Stated goal: Copy out all the lines in the records that include the word "适用于商务策划".

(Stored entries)
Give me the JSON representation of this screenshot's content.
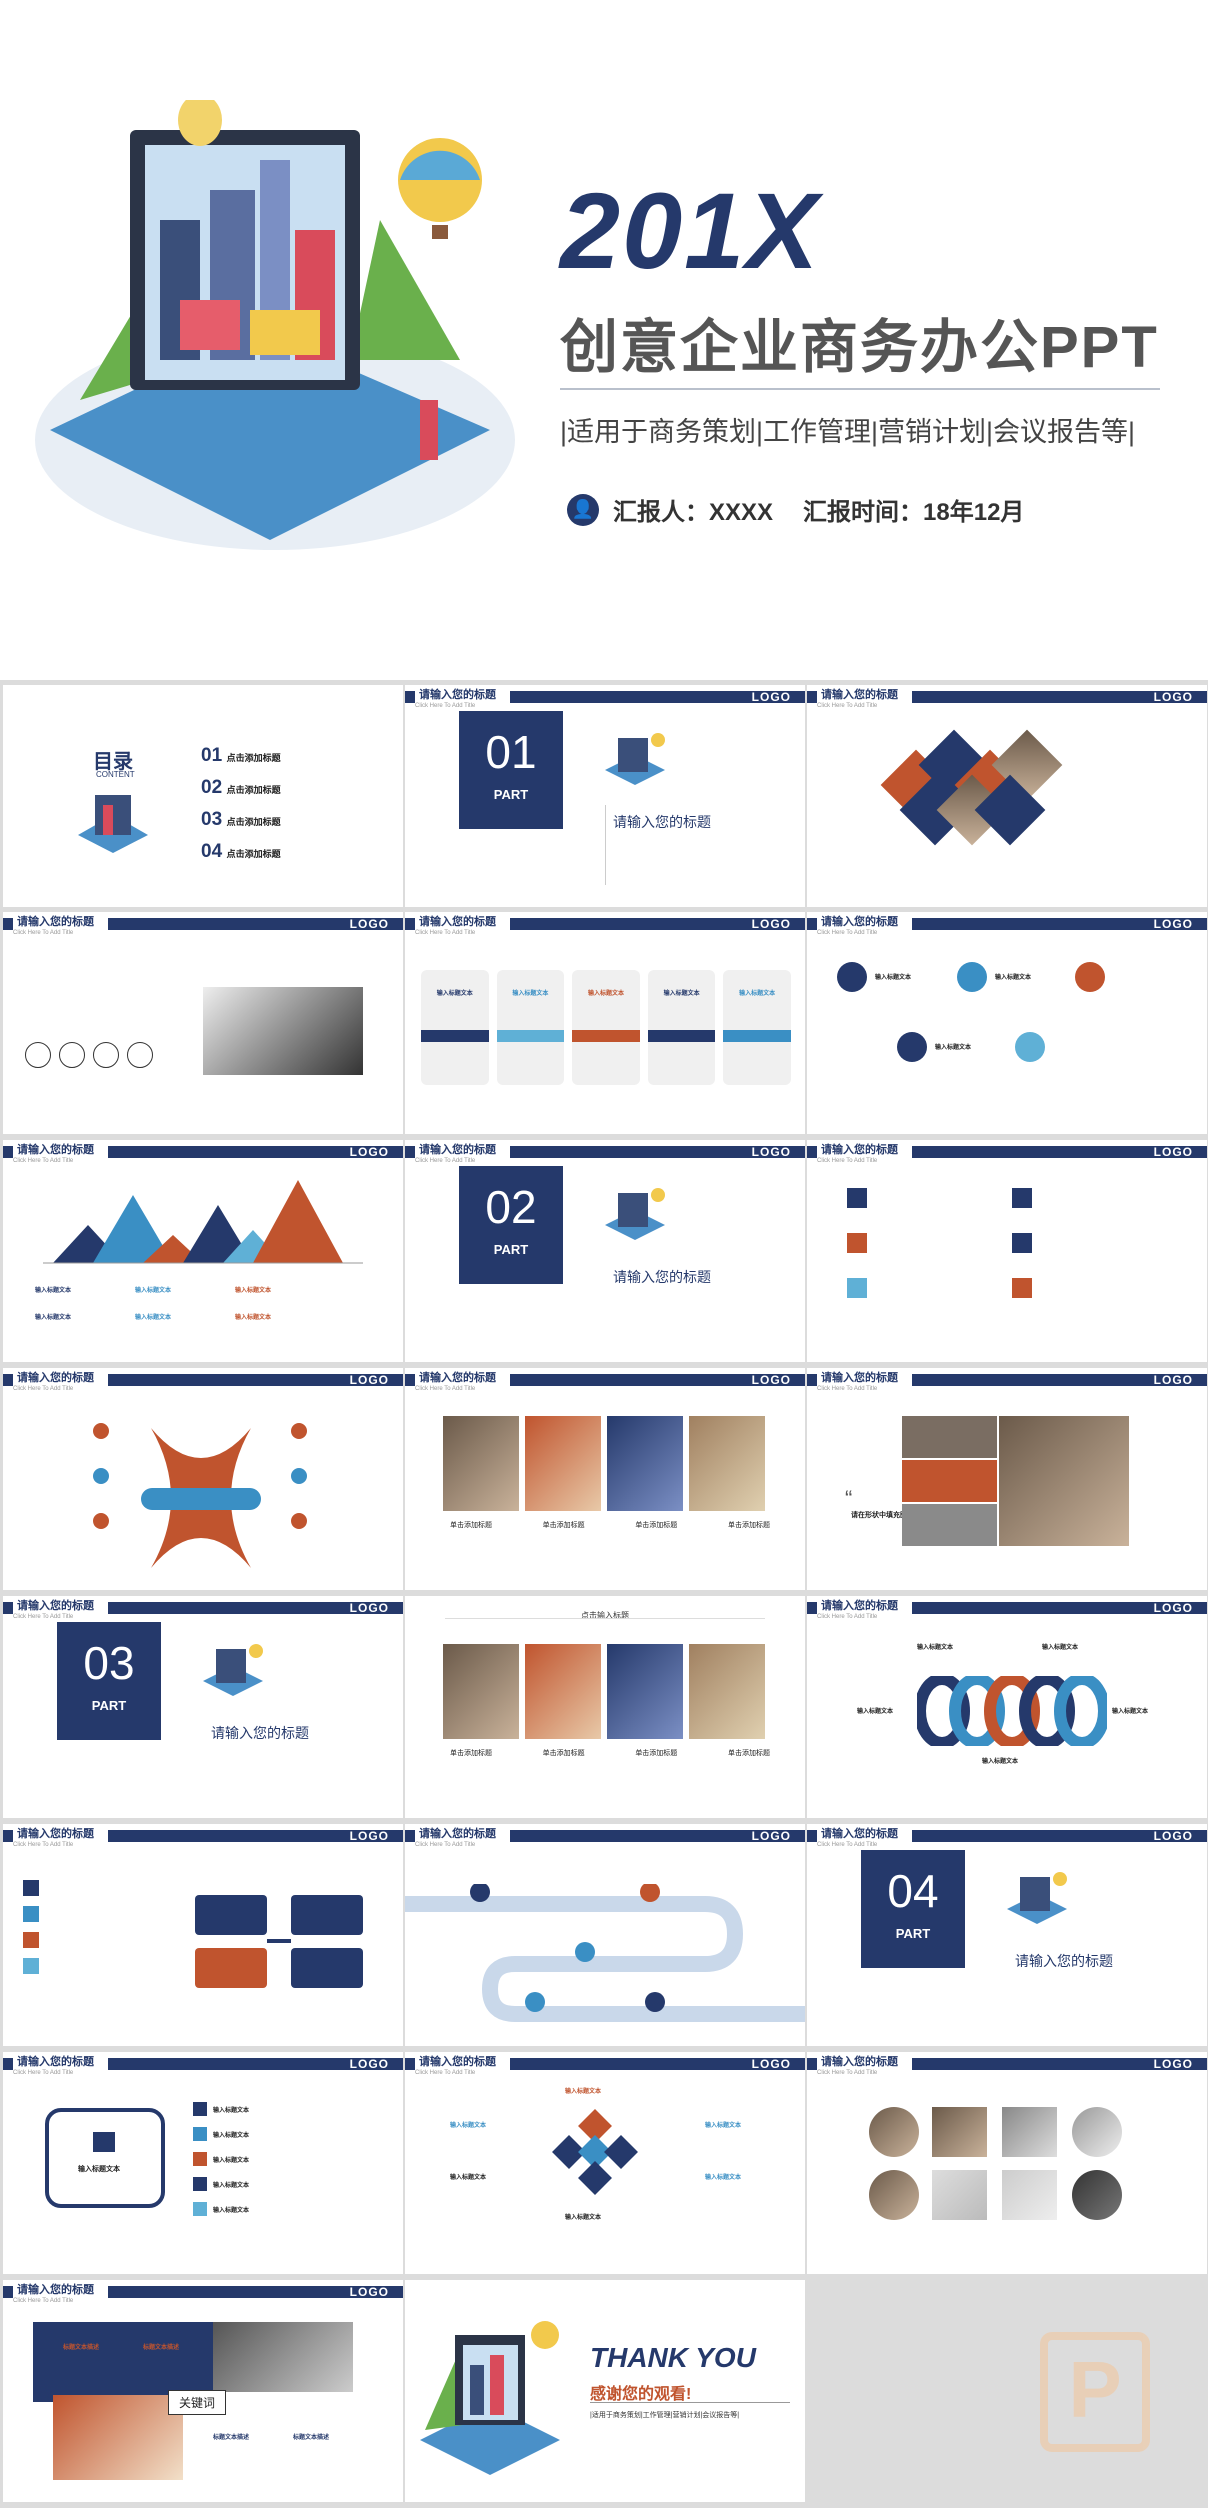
{
  "cover": {
    "big": "201X",
    "title": "创意企业商务办公PPT",
    "tags": "|适用于商务策划|工作管理|营销计划|会议报告等|",
    "reporter": "汇报人：XXXX",
    "time": "汇报时间：18年12月"
  },
  "header": {
    "title": "请输入您的标题",
    "subtitle": "Click Here To Add Title",
    "logo": "LOGO"
  },
  "toc": {
    "title": "目录",
    "subtitle": "CONTENT",
    "items": [
      {
        "num": "01",
        "label": "点击添加标题"
      },
      {
        "num": "02",
        "label": "点击添加标题"
      },
      {
        "num": "03",
        "label": "点击添加标题"
      },
      {
        "num": "04",
        "label": "点击添加标题"
      }
    ]
  },
  "parts": [
    {
      "num": "01",
      "label": "PART",
      "title": "请输入您的标题"
    },
    {
      "num": "02",
      "label": "PART",
      "title": "请输入您的标题"
    },
    {
      "num": "03",
      "label": "PART",
      "title": "请输入您的标题"
    },
    {
      "num": "04",
      "label": "PART",
      "title": "请输入您的标题"
    }
  ],
  "common": {
    "input_text": "输入标题文本",
    "click_title": "单击添加标题",
    "click_input_title": "点击输入标题",
    "add_text": "添加标题文字",
    "fill_photo": "请在形状中填充图片",
    "keyword": "关键词",
    "title_text": "标题文本描述"
  },
  "ending": {
    "thanks": "THANK YOU",
    "sub": "感谢您的观看!",
    "tags": "|适用于商务策划|工作管理|营销计划|会议报告等|"
  }
}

Answer for the task:
    "tags": "|适用于商务策划|工作管理|营销计划|会议报告等|",
    "tags": "|适用于商务策划|工作管理|营销计划|会议报告等|"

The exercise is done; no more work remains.